Dataset excerpt ::

▼

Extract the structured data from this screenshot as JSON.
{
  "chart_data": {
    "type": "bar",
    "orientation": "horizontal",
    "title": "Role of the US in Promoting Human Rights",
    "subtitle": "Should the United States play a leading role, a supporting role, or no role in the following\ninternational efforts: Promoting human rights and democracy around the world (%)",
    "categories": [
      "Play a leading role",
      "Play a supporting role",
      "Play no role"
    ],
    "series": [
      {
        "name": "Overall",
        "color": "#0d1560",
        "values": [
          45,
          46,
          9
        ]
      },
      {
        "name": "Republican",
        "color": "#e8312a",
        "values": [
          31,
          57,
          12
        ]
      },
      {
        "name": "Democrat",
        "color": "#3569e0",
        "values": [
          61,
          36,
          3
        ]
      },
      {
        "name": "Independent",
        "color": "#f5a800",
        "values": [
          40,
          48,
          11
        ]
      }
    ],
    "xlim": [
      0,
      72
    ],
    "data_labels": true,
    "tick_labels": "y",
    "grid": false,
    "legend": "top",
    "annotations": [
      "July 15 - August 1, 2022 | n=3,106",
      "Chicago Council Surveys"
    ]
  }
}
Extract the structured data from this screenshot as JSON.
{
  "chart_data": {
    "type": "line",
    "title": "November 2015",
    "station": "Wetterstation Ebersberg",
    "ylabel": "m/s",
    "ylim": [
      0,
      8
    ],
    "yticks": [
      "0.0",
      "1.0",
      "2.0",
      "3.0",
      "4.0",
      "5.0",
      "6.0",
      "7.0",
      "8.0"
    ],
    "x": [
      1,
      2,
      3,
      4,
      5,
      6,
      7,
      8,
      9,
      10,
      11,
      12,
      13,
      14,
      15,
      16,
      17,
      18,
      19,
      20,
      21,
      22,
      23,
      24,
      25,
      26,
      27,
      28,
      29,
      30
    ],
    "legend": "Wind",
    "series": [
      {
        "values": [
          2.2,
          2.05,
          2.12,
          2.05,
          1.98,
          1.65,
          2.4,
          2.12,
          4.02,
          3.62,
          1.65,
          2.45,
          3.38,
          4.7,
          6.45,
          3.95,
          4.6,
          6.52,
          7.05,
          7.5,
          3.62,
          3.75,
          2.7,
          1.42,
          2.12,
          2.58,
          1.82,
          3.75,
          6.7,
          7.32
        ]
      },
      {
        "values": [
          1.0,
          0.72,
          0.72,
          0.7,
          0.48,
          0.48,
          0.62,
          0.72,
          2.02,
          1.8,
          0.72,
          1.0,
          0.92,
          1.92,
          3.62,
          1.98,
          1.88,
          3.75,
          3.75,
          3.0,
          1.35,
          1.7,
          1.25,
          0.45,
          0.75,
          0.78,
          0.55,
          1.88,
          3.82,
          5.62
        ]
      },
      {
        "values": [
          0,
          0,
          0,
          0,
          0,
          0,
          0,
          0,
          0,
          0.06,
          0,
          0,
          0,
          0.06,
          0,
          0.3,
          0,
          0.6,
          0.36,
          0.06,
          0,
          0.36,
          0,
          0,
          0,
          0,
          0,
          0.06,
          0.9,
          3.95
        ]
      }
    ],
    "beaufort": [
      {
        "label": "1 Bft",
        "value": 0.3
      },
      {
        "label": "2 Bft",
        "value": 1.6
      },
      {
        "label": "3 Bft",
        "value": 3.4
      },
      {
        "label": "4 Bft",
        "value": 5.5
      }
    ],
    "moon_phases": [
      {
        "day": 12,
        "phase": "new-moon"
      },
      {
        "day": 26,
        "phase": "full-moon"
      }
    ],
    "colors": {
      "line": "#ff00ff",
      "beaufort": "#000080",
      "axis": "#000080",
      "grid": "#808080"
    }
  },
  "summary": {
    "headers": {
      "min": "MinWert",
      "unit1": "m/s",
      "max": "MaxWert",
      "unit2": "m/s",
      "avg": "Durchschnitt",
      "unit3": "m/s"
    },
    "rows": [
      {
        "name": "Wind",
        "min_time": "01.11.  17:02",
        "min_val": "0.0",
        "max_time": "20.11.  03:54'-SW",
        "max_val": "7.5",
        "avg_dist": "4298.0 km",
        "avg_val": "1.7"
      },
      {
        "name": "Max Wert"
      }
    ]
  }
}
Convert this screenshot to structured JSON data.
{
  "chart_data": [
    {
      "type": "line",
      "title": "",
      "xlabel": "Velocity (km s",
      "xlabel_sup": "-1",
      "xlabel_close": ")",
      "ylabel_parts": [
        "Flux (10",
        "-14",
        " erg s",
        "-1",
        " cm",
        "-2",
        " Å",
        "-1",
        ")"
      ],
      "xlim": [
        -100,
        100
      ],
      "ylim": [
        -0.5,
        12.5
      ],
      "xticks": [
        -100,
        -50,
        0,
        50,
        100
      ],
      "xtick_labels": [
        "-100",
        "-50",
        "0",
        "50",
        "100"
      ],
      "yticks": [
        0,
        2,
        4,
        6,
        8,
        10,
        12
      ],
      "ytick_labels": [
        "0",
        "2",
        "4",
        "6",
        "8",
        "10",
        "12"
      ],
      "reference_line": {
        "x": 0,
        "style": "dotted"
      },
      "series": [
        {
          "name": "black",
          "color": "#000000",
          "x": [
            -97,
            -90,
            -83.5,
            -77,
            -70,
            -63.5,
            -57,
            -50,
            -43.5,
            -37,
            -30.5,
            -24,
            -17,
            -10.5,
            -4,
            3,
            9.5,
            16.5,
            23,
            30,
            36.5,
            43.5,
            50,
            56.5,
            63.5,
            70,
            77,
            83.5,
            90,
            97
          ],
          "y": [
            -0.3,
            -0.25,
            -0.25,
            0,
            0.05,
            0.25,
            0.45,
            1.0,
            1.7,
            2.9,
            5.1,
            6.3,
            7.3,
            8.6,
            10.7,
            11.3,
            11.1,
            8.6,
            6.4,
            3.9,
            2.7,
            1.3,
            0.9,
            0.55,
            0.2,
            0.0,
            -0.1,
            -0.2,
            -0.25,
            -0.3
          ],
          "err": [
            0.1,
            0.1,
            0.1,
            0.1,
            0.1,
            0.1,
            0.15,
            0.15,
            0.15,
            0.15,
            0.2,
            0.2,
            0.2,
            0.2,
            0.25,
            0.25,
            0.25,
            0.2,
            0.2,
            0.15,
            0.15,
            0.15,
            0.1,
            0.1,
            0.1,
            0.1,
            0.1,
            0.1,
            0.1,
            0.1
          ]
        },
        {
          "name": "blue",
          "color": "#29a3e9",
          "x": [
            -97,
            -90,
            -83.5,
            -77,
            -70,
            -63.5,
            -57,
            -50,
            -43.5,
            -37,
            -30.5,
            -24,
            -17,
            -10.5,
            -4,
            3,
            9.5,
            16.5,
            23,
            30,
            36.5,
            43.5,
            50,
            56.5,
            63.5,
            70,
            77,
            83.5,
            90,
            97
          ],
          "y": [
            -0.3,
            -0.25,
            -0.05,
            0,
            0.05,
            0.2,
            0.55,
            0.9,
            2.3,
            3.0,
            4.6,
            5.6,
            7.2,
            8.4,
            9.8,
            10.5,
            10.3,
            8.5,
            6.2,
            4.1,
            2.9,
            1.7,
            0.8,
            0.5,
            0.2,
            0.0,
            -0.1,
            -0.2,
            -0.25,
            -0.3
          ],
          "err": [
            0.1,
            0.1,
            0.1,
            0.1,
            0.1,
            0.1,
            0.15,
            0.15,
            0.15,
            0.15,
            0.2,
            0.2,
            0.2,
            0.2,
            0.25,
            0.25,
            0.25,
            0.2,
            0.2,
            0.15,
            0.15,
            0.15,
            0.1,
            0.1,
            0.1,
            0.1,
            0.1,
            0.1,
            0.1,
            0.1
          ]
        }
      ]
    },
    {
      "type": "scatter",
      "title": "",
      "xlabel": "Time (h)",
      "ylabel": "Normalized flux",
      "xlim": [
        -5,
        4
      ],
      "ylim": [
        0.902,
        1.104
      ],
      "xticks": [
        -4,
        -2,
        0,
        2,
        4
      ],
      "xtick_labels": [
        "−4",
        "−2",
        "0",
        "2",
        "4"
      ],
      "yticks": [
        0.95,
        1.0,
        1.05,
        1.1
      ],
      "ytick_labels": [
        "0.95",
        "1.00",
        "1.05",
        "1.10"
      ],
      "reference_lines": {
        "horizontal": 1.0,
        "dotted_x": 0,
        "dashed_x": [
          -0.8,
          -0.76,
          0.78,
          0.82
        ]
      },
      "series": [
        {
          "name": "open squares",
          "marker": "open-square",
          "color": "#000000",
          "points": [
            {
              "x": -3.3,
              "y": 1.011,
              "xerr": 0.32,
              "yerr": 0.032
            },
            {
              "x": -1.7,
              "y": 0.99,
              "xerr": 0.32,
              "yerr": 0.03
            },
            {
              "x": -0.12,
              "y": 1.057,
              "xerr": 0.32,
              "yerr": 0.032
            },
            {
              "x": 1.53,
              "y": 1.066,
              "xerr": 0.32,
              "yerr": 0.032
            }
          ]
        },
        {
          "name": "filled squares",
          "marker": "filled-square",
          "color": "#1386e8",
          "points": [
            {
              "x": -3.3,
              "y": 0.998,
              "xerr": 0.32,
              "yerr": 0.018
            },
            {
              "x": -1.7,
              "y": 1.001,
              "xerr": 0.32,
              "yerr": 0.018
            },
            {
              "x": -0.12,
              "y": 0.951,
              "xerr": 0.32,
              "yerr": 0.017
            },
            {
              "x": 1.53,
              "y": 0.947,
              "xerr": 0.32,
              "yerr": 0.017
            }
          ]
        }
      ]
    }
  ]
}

▲

WHAT YOU NEED TO DO :: Collect each line holding the string "supporting".

EXPECTED ANSWER ::
    "subtitle": "Should the United States play a leading role, a supporting role, or no role in the following\ninternational efforts: Promoting human rights and democracy around the world (%)",
      "Play a supporting role",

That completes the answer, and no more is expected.